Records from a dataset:
>> Start

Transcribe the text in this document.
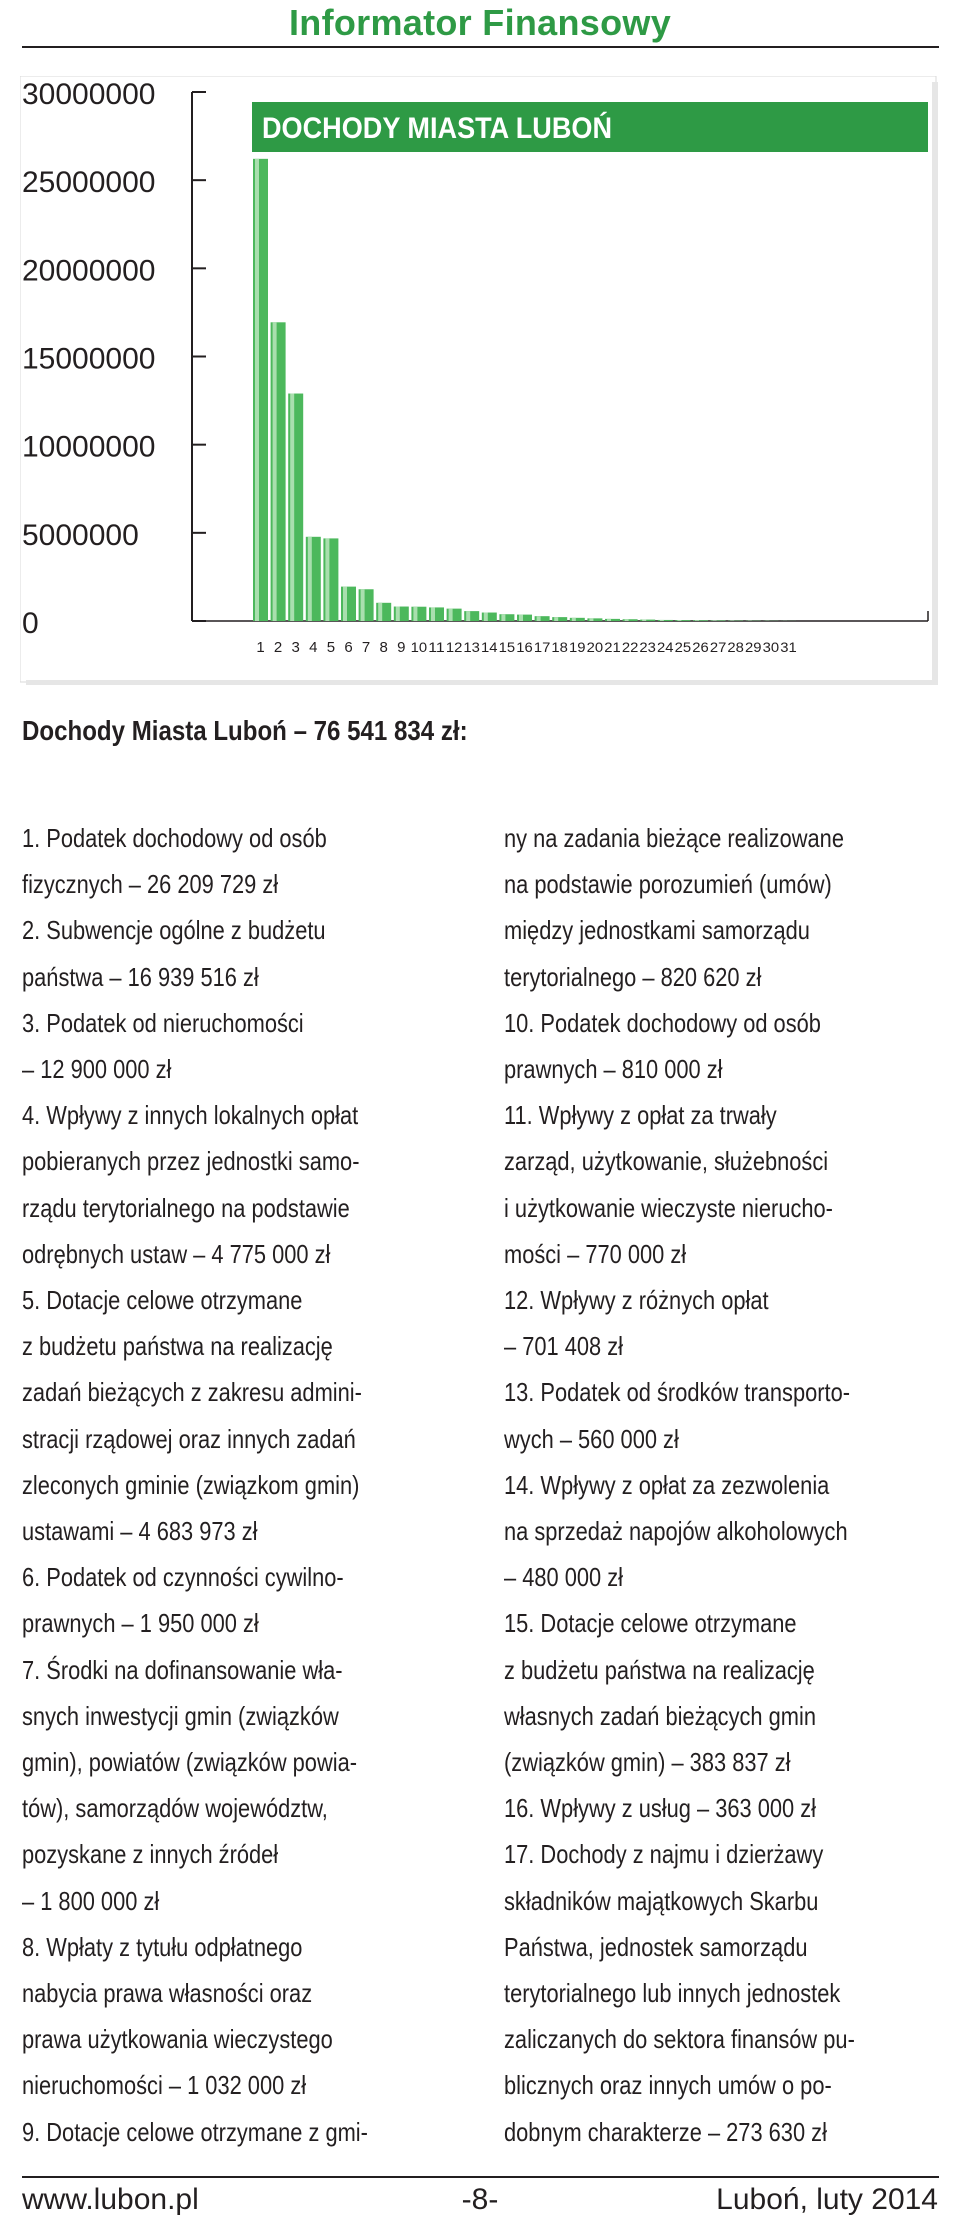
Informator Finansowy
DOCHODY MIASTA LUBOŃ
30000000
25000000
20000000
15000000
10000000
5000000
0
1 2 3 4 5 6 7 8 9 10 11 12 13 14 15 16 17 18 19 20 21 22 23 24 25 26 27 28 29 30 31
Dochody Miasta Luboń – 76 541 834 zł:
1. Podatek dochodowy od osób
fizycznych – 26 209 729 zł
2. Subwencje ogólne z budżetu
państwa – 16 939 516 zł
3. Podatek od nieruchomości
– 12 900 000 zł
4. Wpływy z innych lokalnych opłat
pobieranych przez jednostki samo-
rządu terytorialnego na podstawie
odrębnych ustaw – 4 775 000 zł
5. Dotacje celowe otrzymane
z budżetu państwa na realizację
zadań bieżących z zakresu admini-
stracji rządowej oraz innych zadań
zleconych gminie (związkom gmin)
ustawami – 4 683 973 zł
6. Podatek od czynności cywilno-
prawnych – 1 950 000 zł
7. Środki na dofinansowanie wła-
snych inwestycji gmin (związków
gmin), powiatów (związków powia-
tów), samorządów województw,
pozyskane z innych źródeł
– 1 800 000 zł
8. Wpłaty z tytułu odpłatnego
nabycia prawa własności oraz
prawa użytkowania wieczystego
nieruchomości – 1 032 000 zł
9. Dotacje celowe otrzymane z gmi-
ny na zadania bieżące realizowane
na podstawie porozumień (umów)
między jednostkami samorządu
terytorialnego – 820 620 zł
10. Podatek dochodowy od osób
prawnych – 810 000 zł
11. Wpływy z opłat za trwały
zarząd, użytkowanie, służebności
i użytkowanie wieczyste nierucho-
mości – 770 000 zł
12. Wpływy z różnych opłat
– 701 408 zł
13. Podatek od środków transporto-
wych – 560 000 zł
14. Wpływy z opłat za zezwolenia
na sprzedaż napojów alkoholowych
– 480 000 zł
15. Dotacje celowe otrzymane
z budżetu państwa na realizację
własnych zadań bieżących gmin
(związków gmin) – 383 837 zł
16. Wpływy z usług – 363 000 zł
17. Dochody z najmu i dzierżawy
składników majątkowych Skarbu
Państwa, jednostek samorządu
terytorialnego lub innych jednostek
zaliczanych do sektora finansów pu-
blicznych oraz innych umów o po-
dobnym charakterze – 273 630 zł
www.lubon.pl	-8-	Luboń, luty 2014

>> End

→ **Your objective**: Look through the entries above; copy each line where the string "prawa" appears.

→ **Answer to the task**:
nabycia prawa własności oraz
prawa użytkowania wieczystego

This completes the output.